[WHAT NEEDS TO BE DONE] Print every line of the records below word for word, omitting the pictures.

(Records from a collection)
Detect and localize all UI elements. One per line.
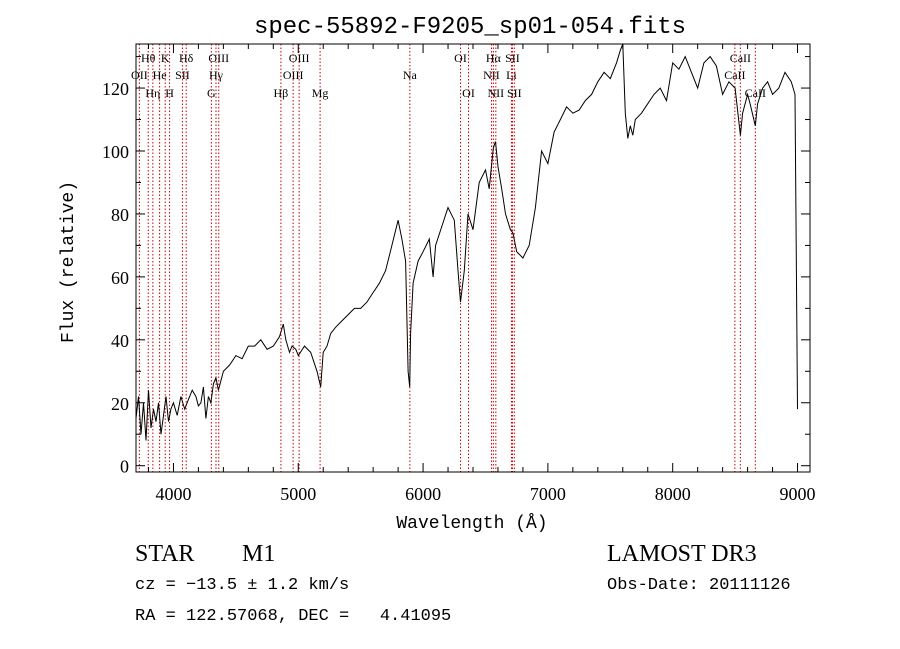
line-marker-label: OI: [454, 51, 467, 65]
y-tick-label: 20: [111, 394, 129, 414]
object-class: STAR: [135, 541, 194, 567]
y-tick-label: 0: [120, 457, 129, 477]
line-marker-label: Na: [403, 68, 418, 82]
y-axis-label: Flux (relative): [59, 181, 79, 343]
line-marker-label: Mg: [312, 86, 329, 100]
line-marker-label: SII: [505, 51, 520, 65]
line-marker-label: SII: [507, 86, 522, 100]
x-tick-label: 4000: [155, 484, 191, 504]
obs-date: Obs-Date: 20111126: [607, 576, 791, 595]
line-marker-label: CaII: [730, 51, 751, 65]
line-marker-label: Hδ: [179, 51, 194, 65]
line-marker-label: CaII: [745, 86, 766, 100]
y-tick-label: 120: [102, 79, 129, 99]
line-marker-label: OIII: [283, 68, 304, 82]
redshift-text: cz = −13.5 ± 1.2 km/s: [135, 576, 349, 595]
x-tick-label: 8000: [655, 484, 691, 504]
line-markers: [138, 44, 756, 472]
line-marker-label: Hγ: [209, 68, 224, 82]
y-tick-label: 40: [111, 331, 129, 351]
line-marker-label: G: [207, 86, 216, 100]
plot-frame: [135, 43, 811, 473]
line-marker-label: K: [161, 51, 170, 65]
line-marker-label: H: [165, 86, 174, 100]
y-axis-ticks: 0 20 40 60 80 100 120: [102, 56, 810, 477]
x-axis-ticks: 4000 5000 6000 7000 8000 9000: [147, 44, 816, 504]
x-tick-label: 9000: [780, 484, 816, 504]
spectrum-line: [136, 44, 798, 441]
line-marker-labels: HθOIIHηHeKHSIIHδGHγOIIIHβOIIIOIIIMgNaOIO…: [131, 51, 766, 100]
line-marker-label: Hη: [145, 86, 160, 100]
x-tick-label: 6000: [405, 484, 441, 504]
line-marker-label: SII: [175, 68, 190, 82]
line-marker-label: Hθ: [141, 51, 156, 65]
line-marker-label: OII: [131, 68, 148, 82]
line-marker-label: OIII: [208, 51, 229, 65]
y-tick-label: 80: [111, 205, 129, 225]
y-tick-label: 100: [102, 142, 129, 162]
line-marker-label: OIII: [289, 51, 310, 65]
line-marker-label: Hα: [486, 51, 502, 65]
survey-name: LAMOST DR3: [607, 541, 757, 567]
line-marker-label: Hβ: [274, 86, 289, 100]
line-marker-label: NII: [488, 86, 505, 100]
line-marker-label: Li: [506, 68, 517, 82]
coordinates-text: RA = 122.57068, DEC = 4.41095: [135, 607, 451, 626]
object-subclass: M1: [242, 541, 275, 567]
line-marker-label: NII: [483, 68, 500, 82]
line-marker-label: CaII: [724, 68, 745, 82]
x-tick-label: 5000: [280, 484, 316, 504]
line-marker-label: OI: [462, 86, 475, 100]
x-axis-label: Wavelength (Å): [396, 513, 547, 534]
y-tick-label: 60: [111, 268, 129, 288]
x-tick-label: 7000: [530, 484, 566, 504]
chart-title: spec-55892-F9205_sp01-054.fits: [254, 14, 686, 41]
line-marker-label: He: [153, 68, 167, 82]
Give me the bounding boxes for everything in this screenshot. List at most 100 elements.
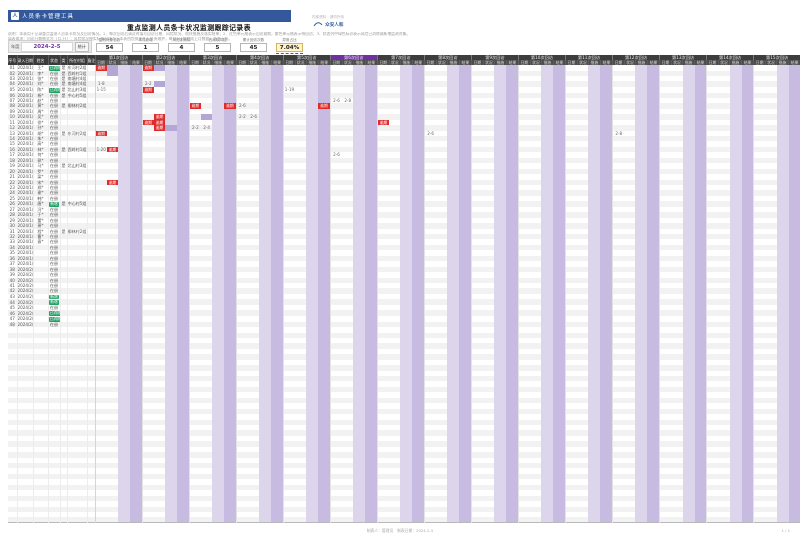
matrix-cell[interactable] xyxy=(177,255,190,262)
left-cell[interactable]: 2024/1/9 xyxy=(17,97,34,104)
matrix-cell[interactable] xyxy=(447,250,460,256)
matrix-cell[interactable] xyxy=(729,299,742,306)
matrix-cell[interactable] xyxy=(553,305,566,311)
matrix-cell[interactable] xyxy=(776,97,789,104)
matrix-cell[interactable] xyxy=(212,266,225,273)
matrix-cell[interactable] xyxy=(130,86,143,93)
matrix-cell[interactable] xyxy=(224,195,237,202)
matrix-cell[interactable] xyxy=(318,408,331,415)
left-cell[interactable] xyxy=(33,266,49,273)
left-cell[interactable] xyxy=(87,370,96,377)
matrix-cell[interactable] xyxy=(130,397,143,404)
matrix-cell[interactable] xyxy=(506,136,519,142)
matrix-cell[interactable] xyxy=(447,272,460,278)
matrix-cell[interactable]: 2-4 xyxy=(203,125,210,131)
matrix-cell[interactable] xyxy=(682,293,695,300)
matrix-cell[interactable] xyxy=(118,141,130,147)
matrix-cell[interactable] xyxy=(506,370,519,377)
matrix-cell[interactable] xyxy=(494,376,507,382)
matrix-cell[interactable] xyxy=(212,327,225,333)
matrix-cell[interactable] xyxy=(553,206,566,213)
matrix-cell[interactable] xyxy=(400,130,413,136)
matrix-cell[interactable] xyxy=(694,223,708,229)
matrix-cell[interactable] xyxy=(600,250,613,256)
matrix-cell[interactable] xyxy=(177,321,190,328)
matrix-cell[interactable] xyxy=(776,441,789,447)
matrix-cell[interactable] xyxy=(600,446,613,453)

[OUTPUT OF THE EXERCISE]
Detect and localize all UI elements. One per line.
line-marker-label: OI: [454, 51, 467, 65]
y-tick-label: 20: [111, 394, 129, 414]
object-class: STAR: [135, 541, 194, 567]
y-tick-label: 0: [120, 457, 129, 477]
line-marker-label: Na: [403, 68, 418, 82]
y-axis-label: Flux (relative): [59, 181, 79, 343]
line-marker-label: Mg: [312, 86, 329, 100]
line-marker-label: SII: [505, 51, 520, 65]
line-marker-label: SII: [507, 86, 522, 100]
x-tick-label: 4000: [155, 484, 191, 504]
obs-date: Obs-Date: 20111126: [607, 576, 791, 595]
line-marker-label: CaII: [730, 51, 751, 65]
line-marker-label: Hδ: [179, 51, 194, 65]
line-marker-label: CaII: [745, 86, 766, 100]
y-tick-label: 120: [102, 79, 129, 99]
line-marker-label: OIII: [283, 68, 304, 82]
redshift-text: cz = −13.5 ± 1.2 km/s: [135, 576, 349, 595]
x-tick-label: 8000: [655, 484, 691, 504]
line-markers: [138, 44, 756, 472]
line-marker-label: Hγ: [209, 68, 224, 82]
y-tick-label: 40: [111, 331, 129, 351]
line-marker-label: G: [207, 86, 216, 100]
plot-frame: [135, 43, 811, 473]
line-marker-label: K: [161, 51, 170, 65]
line-marker-label: H: [165, 86, 174, 100]
y-axis-ticks: 0 20 40 60 80 100 120: [102, 56, 810, 477]
x-axis-ticks: 4000 5000 6000 7000 8000 9000: [147, 44, 816, 504]
x-tick-label: 9000: [780, 484, 816, 504]
spectrum-line: [136, 44, 798, 441]
line-marker-labels: HθOIIHηHeKHSIIHδGHγOIIIHβOIIIOIIIMgNaOIO…: [131, 51, 766, 100]
line-marker-label: Hη: [145, 86, 160, 100]
x-tick-label: 6000: [405, 484, 441, 504]
line-marker-label: SII: [175, 68, 190, 82]
line-marker-label: Hθ: [141, 51, 156, 65]
line-marker-label: OII: [131, 68, 148, 82]
line-marker-label: OIII: [208, 51, 229, 65]
y-tick-label: 80: [111, 205, 129, 225]
y-tick-label: 100: [102, 142, 129, 162]
line-marker-label: OIII: [289, 51, 310, 65]
line-marker-label: Hα: [486, 51, 502, 65]
survey-name: LAMOST DR3: [607, 541, 757, 567]
line-marker-label: Hβ: [274, 86, 289, 100]
line-marker-label: NII: [488, 86, 505, 100]
line-marker-label: Li: [506, 68, 517, 82]
coordinates-text: RA = 122.57068, DEC = 4.41095: [135, 607, 451, 626]
object-subclass: M1: [242, 541, 275, 567]
line-marker-label: NII: [483, 68, 500, 82]
line-marker-label: CaII: [724, 68, 745, 82]
x-tick-label: 5000: [280, 484, 316, 504]
line-marker-label: OI: [462, 86, 475, 100]
x-axis-label: Wavelength (Å): [396, 513, 547, 534]
y-tick-label: 60: [111, 268, 129, 288]
x-tick-label: 7000: [530, 484, 566, 504]
chart-title: spec-55892-F9205_sp01-054.fits: [254, 14, 686, 41]
line-marker-label: He: [153, 68, 167, 82]
Give me the bounding boxes for everything in this screenshot. List at most 100 elements.
matrix-cell[interactable] xyxy=(177,255,190,262)
left-cell[interactable]: 2024/1/9 xyxy=(17,97,34,104)
matrix-cell[interactable] xyxy=(447,250,460,256)
matrix-cell[interactable] xyxy=(729,299,742,306)
matrix-cell[interactable] xyxy=(553,305,566,311)
matrix-cell[interactable] xyxy=(776,97,789,104)
matrix-cell[interactable] xyxy=(212,266,225,273)
matrix-cell[interactable] xyxy=(130,86,143,93)
matrix-cell[interactable] xyxy=(224,195,237,202)
matrix-cell[interactable] xyxy=(318,408,331,415)
left-cell[interactable] xyxy=(33,266,49,273)
left-cell[interactable] xyxy=(87,370,96,377)
matrix-cell[interactable] xyxy=(130,397,143,404)
matrix-cell[interactable] xyxy=(506,136,519,142)
matrix-cell[interactable] xyxy=(447,272,460,278)
matrix-cell[interactable]: 2-4 xyxy=(203,125,210,131)
matrix-cell[interactable] xyxy=(682,293,695,300)
matrix-cell[interactable] xyxy=(118,141,130,147)
matrix-cell[interactable] xyxy=(506,370,519,377)
matrix-cell[interactable] xyxy=(494,376,507,382)
matrix-cell[interactable] xyxy=(212,327,225,333)
matrix-cell[interactable] xyxy=(553,206,566,213)
matrix-cell[interactable] xyxy=(400,130,413,136)
matrix-cell[interactable] xyxy=(694,223,708,229)
matrix-cell[interactable] xyxy=(600,250,613,256)
matrix-cell[interactable] xyxy=(177,321,190,328)
matrix-cell[interactable] xyxy=(776,441,789,447)
matrix-cell[interactable] xyxy=(600,446,613,453)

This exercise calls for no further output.